- _To do_
Scan the data below. Pull out each line where "this" occurs.

#####

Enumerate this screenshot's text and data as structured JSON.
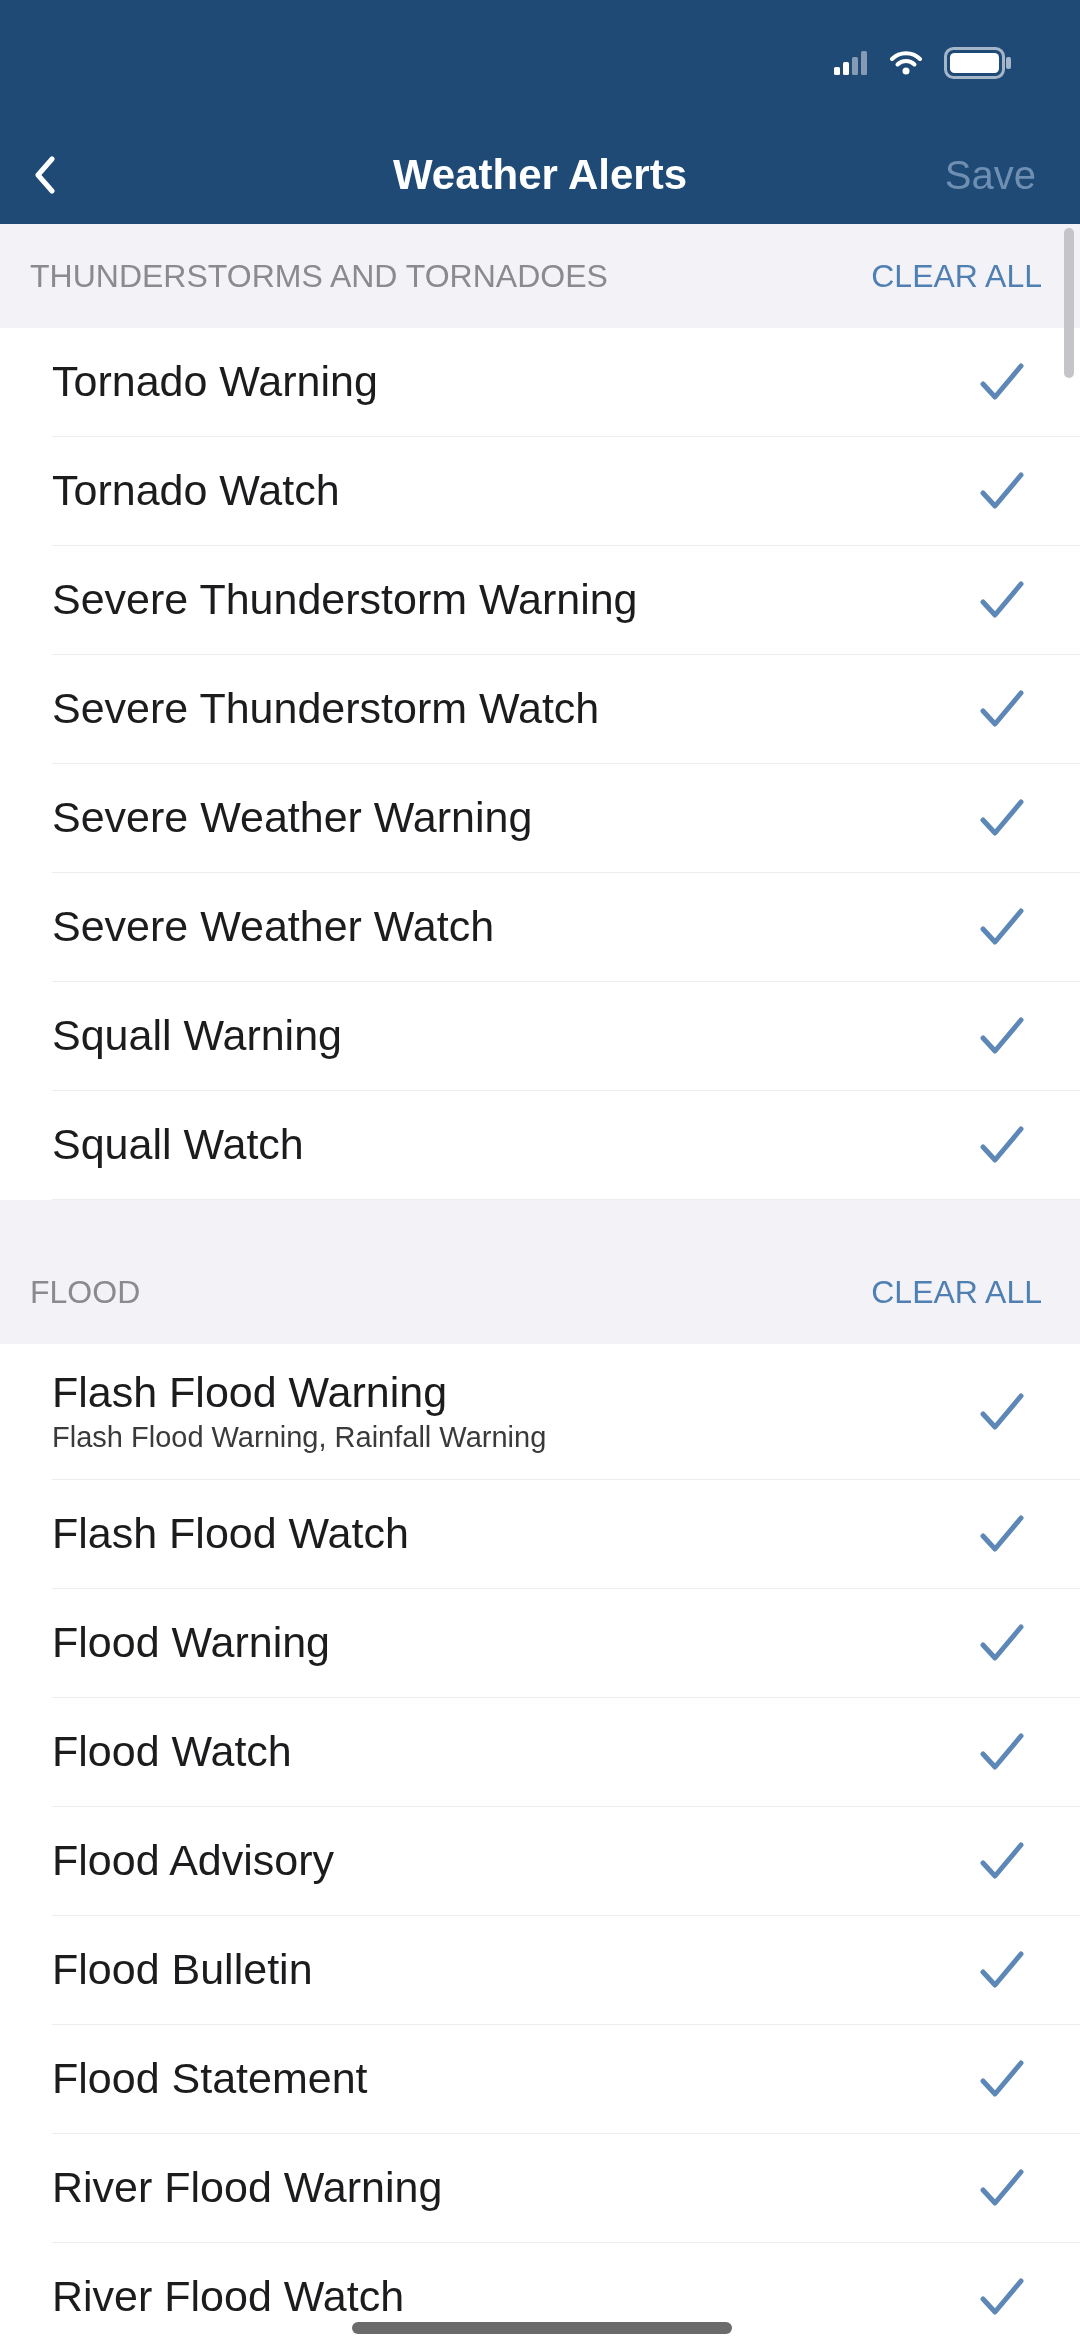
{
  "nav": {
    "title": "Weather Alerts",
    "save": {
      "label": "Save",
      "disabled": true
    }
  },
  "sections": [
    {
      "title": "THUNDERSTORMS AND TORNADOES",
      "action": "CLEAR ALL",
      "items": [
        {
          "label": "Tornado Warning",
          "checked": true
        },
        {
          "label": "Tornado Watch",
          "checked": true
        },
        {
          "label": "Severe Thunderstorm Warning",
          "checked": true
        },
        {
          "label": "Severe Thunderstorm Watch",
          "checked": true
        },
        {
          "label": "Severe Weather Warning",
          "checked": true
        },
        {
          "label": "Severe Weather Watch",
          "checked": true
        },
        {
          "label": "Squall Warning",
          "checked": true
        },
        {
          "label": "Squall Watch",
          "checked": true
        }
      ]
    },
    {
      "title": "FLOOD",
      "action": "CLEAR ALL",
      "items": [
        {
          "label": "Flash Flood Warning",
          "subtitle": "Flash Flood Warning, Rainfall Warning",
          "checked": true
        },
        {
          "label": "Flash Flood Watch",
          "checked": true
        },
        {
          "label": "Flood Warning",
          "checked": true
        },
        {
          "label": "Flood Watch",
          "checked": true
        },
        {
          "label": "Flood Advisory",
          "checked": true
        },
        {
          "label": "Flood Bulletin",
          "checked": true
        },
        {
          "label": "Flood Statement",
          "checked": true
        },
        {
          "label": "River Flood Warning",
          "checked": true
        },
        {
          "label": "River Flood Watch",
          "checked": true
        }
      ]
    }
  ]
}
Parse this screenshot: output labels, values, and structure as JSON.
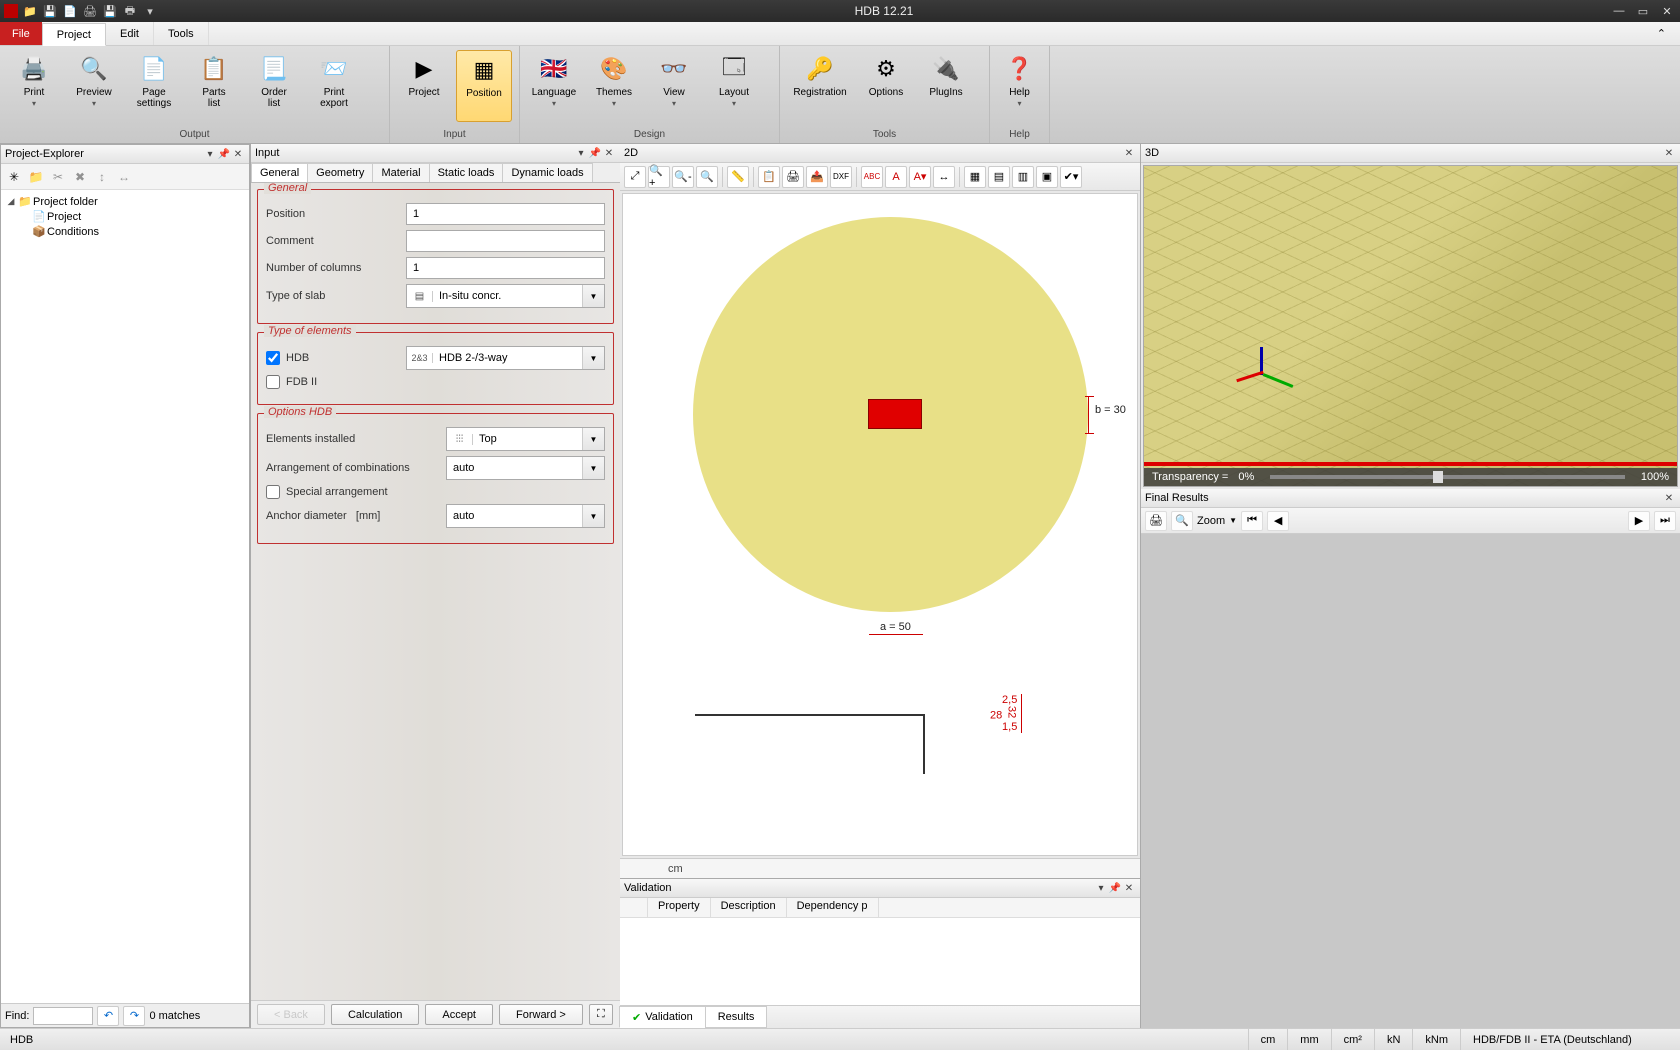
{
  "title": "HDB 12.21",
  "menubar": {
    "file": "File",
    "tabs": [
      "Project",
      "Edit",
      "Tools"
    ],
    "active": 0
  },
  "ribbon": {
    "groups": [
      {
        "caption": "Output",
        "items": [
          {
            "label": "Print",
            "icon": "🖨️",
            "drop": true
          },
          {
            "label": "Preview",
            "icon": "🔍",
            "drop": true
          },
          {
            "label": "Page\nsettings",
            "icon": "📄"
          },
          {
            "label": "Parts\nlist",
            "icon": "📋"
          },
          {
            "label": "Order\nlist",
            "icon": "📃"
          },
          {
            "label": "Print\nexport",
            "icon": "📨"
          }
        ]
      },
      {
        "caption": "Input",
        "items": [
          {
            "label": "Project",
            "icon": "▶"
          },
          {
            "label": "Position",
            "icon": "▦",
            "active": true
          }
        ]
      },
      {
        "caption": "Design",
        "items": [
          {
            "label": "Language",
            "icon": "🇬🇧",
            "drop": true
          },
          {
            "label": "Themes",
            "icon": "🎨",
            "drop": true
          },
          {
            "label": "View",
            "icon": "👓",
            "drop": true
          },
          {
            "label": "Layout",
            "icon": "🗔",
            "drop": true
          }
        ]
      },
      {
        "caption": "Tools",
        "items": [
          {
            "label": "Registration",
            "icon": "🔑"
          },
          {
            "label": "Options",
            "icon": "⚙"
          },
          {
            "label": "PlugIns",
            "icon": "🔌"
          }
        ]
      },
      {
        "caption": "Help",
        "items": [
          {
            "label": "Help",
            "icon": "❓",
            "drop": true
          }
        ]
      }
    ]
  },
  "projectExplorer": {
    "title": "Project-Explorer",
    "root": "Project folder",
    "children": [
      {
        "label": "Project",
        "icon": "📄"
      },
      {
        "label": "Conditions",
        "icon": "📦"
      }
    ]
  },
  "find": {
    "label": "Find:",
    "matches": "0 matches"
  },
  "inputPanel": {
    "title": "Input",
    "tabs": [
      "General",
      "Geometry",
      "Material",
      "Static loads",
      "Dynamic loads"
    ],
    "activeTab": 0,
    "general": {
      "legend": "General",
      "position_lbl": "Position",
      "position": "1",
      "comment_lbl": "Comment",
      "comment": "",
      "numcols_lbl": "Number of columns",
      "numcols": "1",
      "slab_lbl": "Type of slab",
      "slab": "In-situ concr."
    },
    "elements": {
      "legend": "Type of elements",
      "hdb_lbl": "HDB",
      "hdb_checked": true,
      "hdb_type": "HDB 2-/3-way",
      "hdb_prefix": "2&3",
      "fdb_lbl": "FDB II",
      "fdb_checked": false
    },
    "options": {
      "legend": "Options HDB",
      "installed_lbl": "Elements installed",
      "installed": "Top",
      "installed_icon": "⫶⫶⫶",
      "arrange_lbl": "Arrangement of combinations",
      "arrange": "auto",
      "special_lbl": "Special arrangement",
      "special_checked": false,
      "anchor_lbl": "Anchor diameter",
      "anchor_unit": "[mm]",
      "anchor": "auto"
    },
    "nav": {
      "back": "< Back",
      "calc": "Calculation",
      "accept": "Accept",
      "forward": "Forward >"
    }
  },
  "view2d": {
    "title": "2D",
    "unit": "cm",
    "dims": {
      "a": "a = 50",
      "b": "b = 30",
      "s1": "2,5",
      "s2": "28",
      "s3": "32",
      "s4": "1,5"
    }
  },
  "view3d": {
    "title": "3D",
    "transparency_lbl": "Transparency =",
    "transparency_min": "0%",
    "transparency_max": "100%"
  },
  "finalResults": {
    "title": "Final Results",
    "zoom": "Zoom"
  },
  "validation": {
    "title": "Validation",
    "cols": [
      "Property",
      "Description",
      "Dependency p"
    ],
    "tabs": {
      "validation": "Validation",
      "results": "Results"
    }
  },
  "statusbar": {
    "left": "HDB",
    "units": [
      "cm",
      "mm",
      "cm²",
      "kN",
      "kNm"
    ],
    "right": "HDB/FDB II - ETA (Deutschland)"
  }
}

#####

- _The result_
Enumerate this screenshot's text and data as structured JSON.
Parse this screenshot: output labels, values, and structure as JSON.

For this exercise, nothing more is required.